**Your objective:** Print every line of the listing exactly, please.

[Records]
-- Begin --

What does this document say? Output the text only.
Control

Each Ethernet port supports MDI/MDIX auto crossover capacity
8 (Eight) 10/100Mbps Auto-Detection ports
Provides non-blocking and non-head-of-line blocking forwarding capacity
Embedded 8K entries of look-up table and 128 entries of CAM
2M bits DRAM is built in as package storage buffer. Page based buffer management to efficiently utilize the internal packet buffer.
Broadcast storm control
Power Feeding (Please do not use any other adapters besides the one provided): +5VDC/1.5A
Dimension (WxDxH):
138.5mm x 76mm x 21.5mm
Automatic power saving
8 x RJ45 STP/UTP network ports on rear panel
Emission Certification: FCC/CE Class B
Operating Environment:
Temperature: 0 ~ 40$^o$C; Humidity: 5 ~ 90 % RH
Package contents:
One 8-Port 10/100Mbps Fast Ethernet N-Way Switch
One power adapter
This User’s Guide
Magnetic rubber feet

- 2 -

-- End --

**Solution to this exercise:**
What does this document say? Output the text only.
Control

Each Ethernet port supports MDI/MDIX auto crossover capacity
8 (Eight) 10/100Mbps Auto-Detection ports
Provides non-blocking and non-head-of-line blocking forwarding capacity
Embedded 8K entries of look-up table and 128 entries of CAM
2M bits DRAM is built in as package storage buffer. Page based buffer management to efficiently utilize the internal packet buffer.
Broadcast storm control
Power Feeding (Please do not use any other adapters besides the one provided): +5VDC/1.5A
Dimension (WxDxH):
138.5mm x 76mm x 21.5mm
Automatic power saving
8 x RJ45 STP/UTP network ports on rear panel
Emission Certification: FCC/CE Class B
Operating Environment:
Temperature: 0 ~ 40$^o$C; Humidity: 5 ~ 90 % RH
Package contents:
One 8-Port 10/100Mbps Fast Ethernet N-Way Switch
One power adapter
This User’s Guide
Magnetic rubber feet

- 2 -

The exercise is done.